Extract all lines in the data that contain the word "nieuwe".

== RAW RECORDS ==

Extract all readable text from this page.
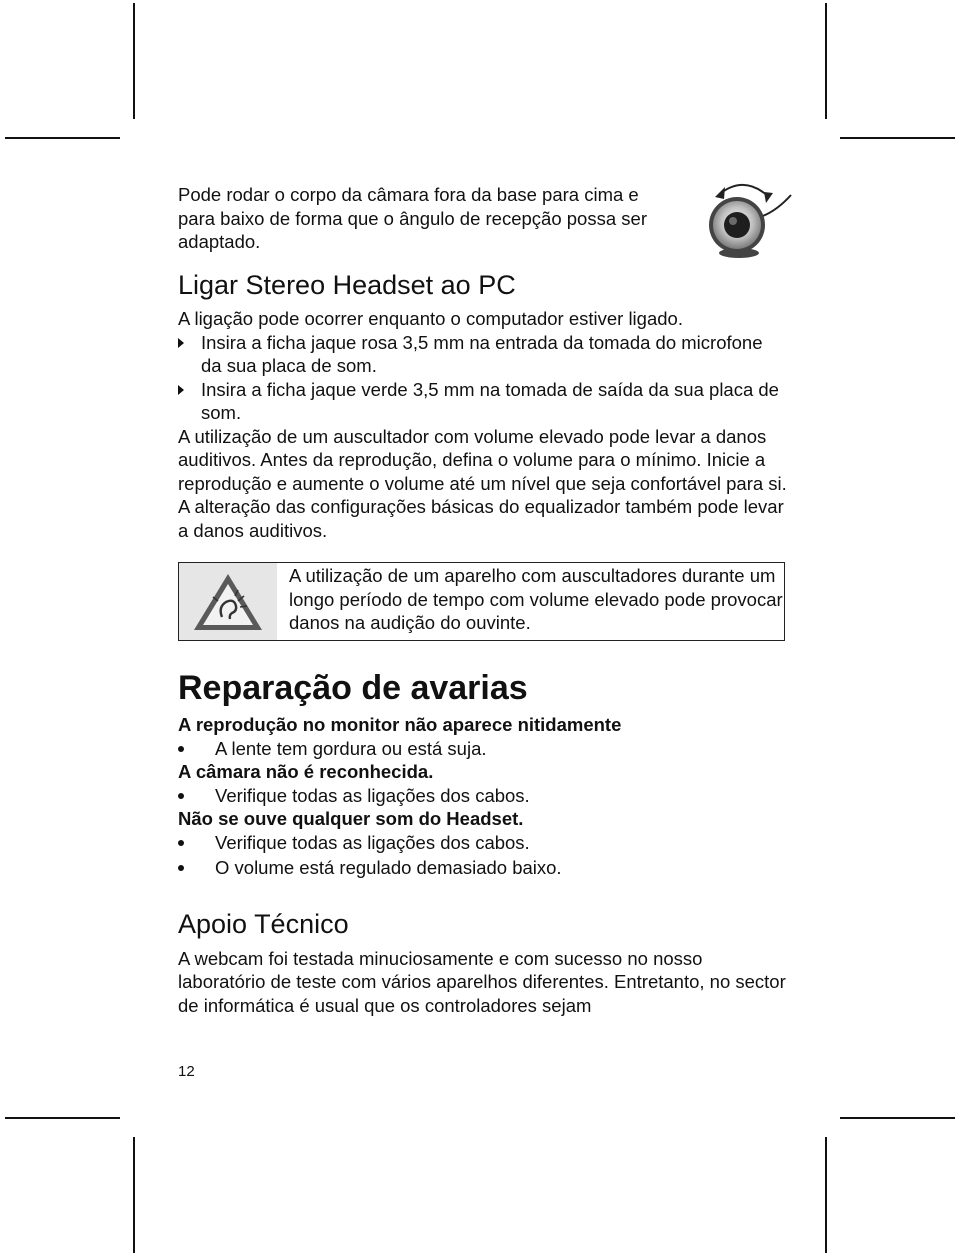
Pode rodar o corpo da câmara fora da base para cima e para baixo de forma que o ângulo de recepção possa ser adaptado.

Ligar Stereo Headset ao PC

A ligação pode ocorrer enquanto o computador estiver ligado.

Insira a ficha jaque rosa 3,5 mm na entrada da tomada do microfone da sua placa de som.

Insira a ficha jaque verde 3,5 mm na tomada de saída da sua placa de som.

A utilização de um auscultador com volume elevado pode levar a danos auditivos. Antes da reprodução, defina o volume para o mínimo. Inicie a reprodução e aumente o volume até um nível que seja confortável para si. A alteração das configurações básicas do equalizador também pode levar a danos auditivos.

A utilização de um aparelho com auscultadores durante um longo período de tempo com volume elevado pode provocar danos na audição do ouvinte.

Reparação de avarias

A reprodução no monitor não aparece nitidamente

A lente tem gordura ou está suja.

A câmara não é reconhecida.

Verifique todas as ligações dos cabos.

Não se ouve qualquer som do Headset.

Verifique todas as ligações dos cabos.

O volume está regulado demasiado baixo.

Apoio Técnico

A webcam foi testada minuciosamente e com sucesso no nosso laboratório de teste com vários aparelhos diferentes. Entretanto, no sector de informática é usual que os controladores sejam

12
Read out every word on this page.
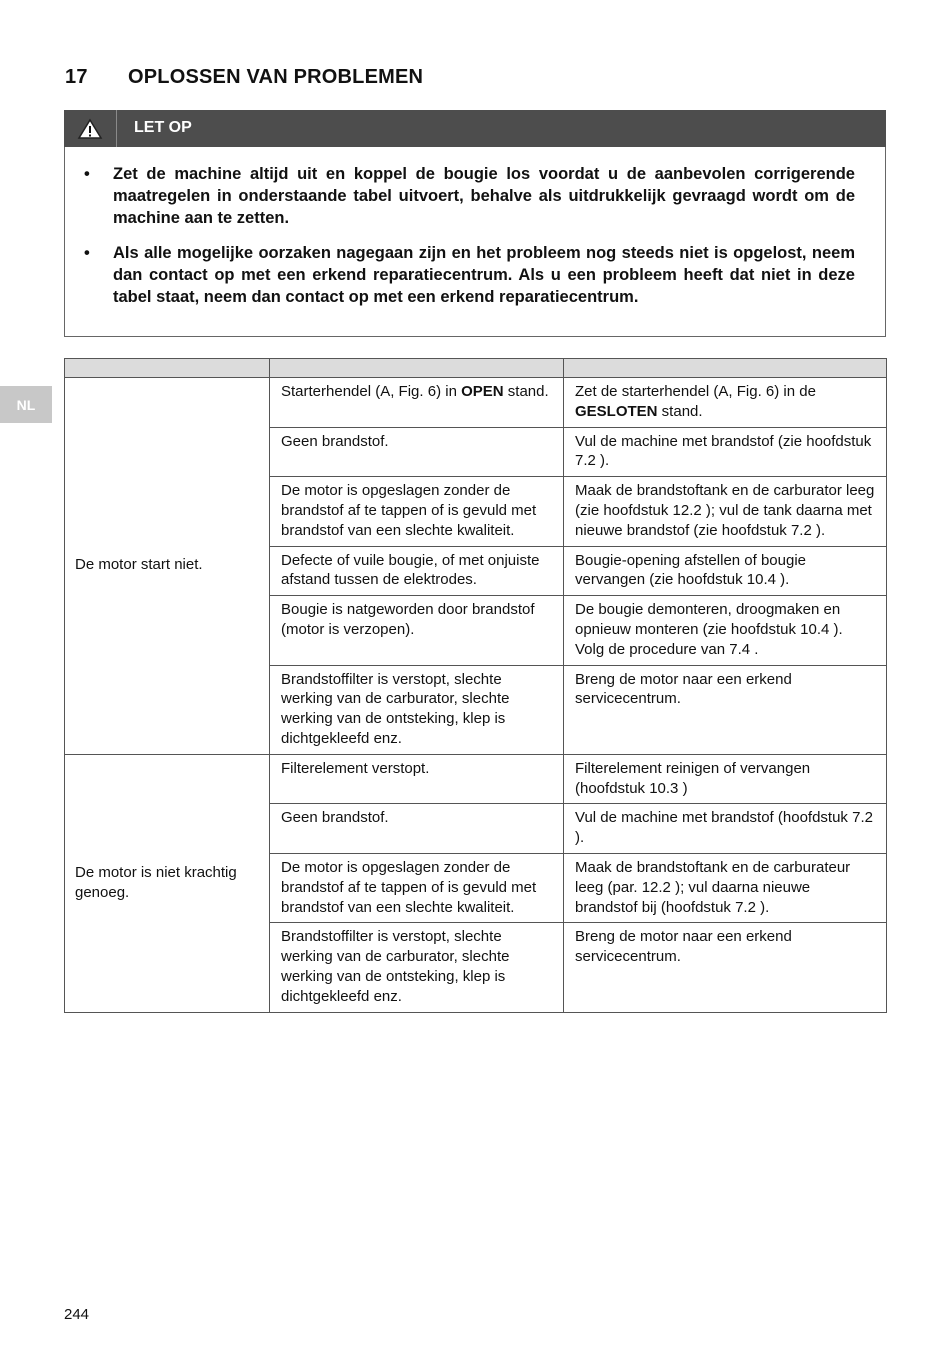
17 OPLOSSEN VAN PROBLEMEN
LET OP
• Zet de machine altijd uit en koppel de bougie los voordat u de aanbevolen corrigerende maatregelen in onderstaande tabel uitvoert, behalve als uitdrukkelijk gevraagd wordt om de machine aan te zetten.
• Als alle mogelijke oorzaken nagegaan zijn en het probleem nog steeds niet is opgelost, neem dan contact op met een erkend reparatiecentrum. Als u een probleem heeft dat niet in deze tabel staat, neem dan contact op met een erkend reparatiecentrum.
NL

De motor start niet.	Starterhendel (A, Fig. 6) in OPEN stand.	Zet de starterhendel (A, Fig. 6) in de GESLOTEN stand.
	Geen brandstof.	Vul de machine met brandstof (zie hoofdstuk 7.2 ).
	De motor is opgeslagen zonder de brandstof af te tappen of is gevuld met brandstof van een slechte kwaliteit.	Maak de brandstoftank en de carburator leeg (zie hoofdstuk 12.2 ); vul de tank daarna met nieuwe brandstof (zie hoofdstuk 7.2 ).
	Defecte of vuile bougie, of met onjuiste afstand tussen de elektrodes.	Bougie-opening afstellen of bougie vervangen (zie hoofdstuk 10.4 ).
	Bougie is natgeworden door brandstof (motor is verzopen).	De bougie demonteren, droogmaken en opnieuw monteren (zie hoofdstuk 10.4 ). Volg de procedure van 7.4 .
	Brandstoffilter is verstopt, slechte werking van de carburator, slechte werking van de ontsteking, klep is dichtgekleefd enz.	Breng de motor naar een erkend servicecentrum.
De motor is niet krachtig genoeg.	Filterelement verstopt.	Filterelement reinigen of vervangen (hoofdstuk 10.3 )
	Geen brandstof.	Vul de machine met brandstof (hoofdstuk 7.2 ).
	De motor is opgeslagen zonder de brandstof af te tappen of is gevuld met brandstof van een slechte kwaliteit.	Maak de brandstoftank en de carburateur leeg (par. 12.2 ); vul daarna nieuwe brandstof bij (hoofdstuk 7.2 ).
	Brandstoffilter is verstopt, slechte werking van de carburator, slechte werking van de ontsteking, klep is dichtgekleefd enz.	Breng de motor naar een erkend servicecentrum.
244
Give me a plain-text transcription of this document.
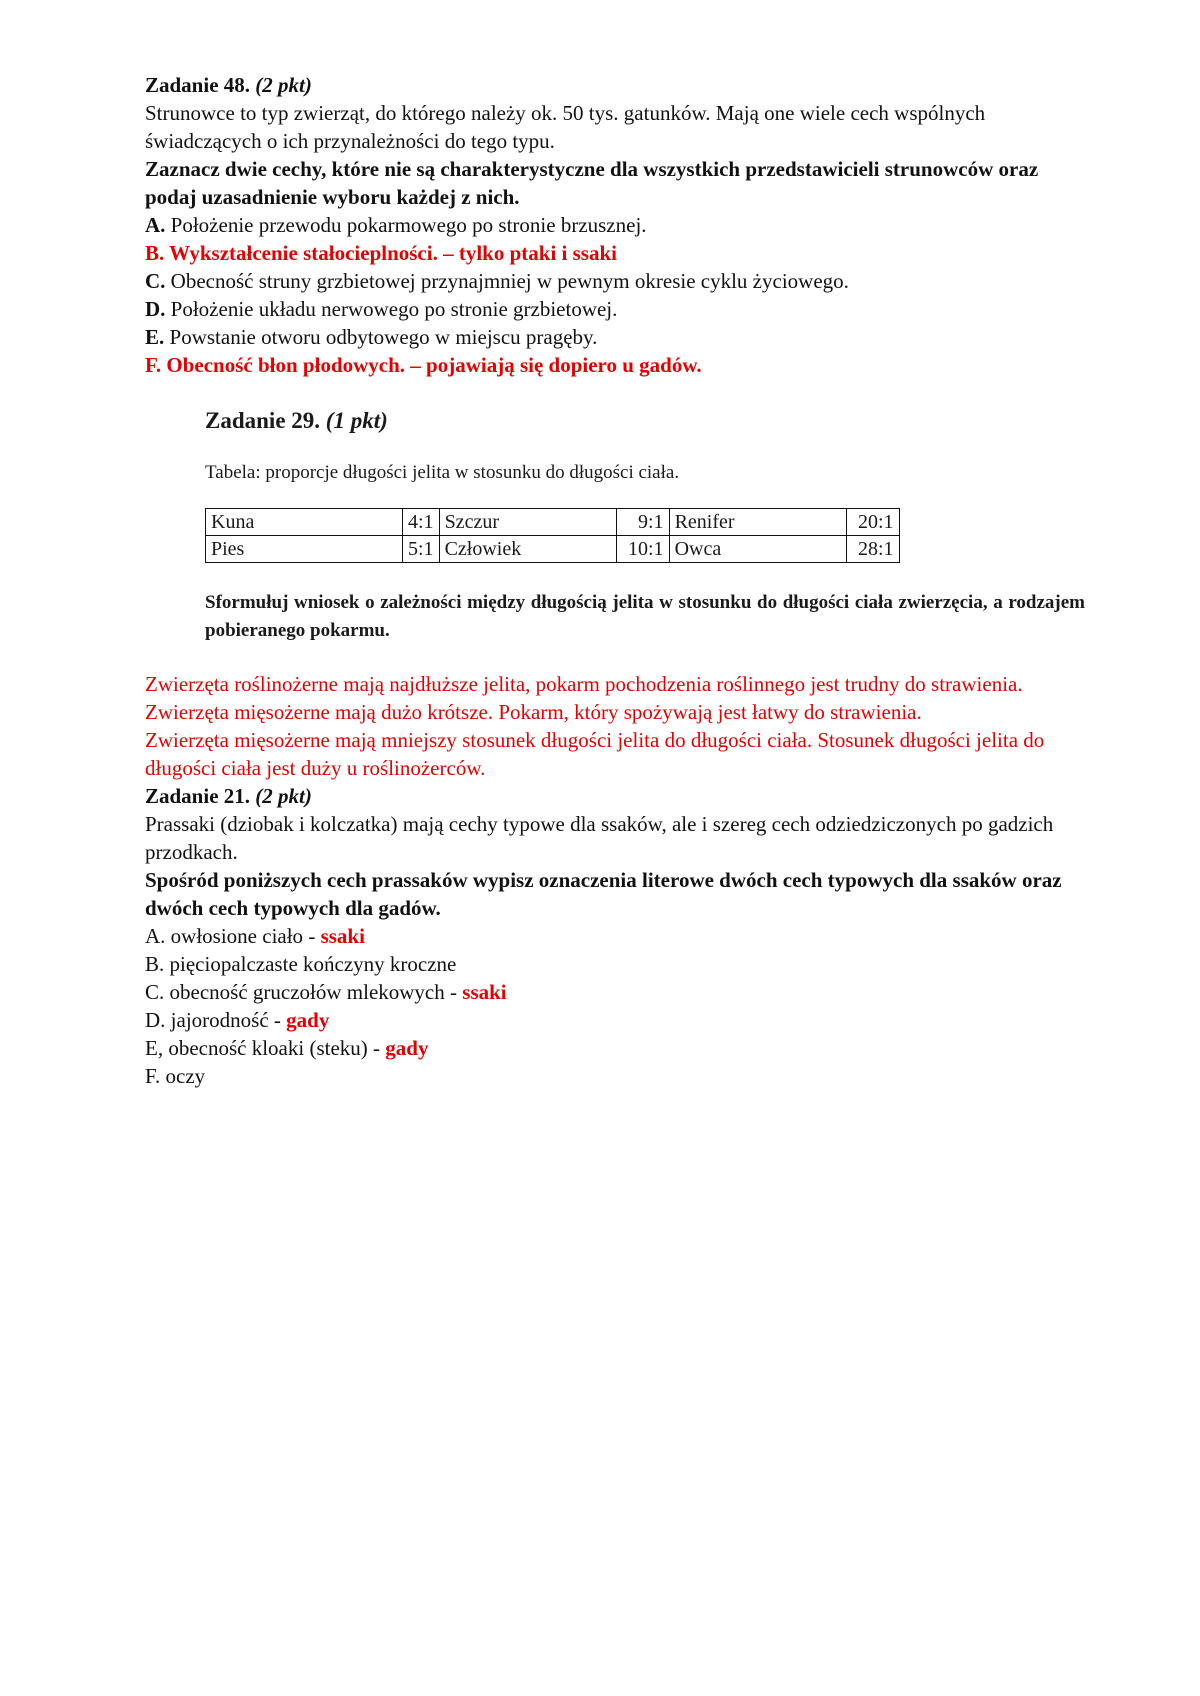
Zadanie 48. (2 pkt)

Strunowce to typ zwierząt, do którego należy ok. 50 tys. gatunków. Mają one wiele cech wspólnych świadczących o ich przynależności do tego typu.

Zaznacz dwie cechy, które nie są charakterystyczne dla wszystkich przedstawicieli strunowców oraz podaj uzasadnienie wyboru każdej z nich.

A. Położenie przewodu pokarmowego po stronie brzusznej.

B. Wykształcenie stałocieplności. – tylko ptaki i ssaki

C. Obecność struny grzbietowej przynajmniej w pewnym okresie cyklu życiowego.

D. Położenie układu nerwowego po stronie grzbietowej.

E. Powstanie otworu odbytowego w miejscu pragęby.

F. Obecność błon płodowych. – pojawiają się dopiero u gadów.

Zadanie 29. (1 pkt)
Tabela: proporcje długości jelita w stosunku do długości ciała.
Kuna	4:1	Szczur	9:1	Renifer	20:1
Pies	5:1	Człowiek	10:1	Owca	28:1
Sformułuj wniosek o zależności między długością jelita w stosunku do długości ciała zwierzęcia, a rodzajem pobieranego pokarmu.

Zwierzęta roślinożerne mają najdłuższe jelita, pokarm pochodzenia roślinnego jest trudny do strawienia. Zwierzęta mięsożerne mają dużo krótsze. Pokarm, który spożywają jest łatwy do strawienia.

Zwierzęta mięsożerne mają mniejszy stosunek długości jelita do długości ciała. Stosunek długości jelita do długości ciała jest duży u roślinożerców.

Zadanie 21. (2 pkt)

Prassaki (dziobak i kolczatka) mają cechy typowe dla ssaków, ale i szereg cech odziedziczonych po gadzich przodkach.

Spośród poniższych cech prassaków wypisz oznaczenia literowe dwóch cech typowych dla ssaków oraz dwóch cech typowych dla gadów.

A. owłosione ciało - ssaki

B. pięciopalczaste kończyny kroczne

C. obecność gruczołów mlekowych - ssaki

D. jajorodność - gady

E, obecność kloaki (steku) - gady

F. oczy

===

* [REPLY]
	De motor is opgeslagen zonder de brandstof af te tappen of is gevuld met brandstof van een slechte kwaliteit.	Maak de brandstoftank en de carburator leeg (zie hoofdstuk 12.2 ); vul de tank daarna met nieuwe brandstof (zie hoofdstuk 7.2 ).
	De motor is opgeslagen zonder de brandstof af te tappen of is gevuld met brandstof van een slechte kwaliteit.	Maak de brandstoftank en de carburateur leeg (par. 12.2 ); vul daarna nieuwe brandstof bij (hoofdstuk 7.2 ).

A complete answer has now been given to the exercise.